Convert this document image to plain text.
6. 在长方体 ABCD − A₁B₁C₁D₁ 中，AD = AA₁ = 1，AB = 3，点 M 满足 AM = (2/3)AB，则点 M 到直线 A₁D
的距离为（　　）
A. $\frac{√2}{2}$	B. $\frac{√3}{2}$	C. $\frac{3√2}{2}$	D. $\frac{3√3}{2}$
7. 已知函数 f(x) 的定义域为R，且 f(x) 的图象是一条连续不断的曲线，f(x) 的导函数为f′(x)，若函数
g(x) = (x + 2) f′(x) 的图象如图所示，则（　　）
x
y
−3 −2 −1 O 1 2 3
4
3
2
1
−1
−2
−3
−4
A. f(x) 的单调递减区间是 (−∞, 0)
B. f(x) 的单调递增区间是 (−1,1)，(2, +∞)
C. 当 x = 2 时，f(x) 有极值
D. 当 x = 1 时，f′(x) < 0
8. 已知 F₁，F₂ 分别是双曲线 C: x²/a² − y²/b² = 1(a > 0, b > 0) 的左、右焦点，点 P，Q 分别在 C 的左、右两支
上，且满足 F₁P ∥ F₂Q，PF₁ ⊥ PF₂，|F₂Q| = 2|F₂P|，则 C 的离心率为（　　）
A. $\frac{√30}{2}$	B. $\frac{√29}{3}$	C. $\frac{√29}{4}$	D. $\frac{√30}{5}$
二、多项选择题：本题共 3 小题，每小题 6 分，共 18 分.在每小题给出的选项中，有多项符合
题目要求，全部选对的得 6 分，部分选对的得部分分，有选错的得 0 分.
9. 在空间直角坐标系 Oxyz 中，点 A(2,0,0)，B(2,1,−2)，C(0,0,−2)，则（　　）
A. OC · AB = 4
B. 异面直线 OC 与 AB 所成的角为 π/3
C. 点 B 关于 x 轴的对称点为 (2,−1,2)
*****
▶ **SHORT TASK**:
Find the number of lines in which the word "frac" occurs, and write nothing but that number.

▶ **FULL OUTPUT**:
2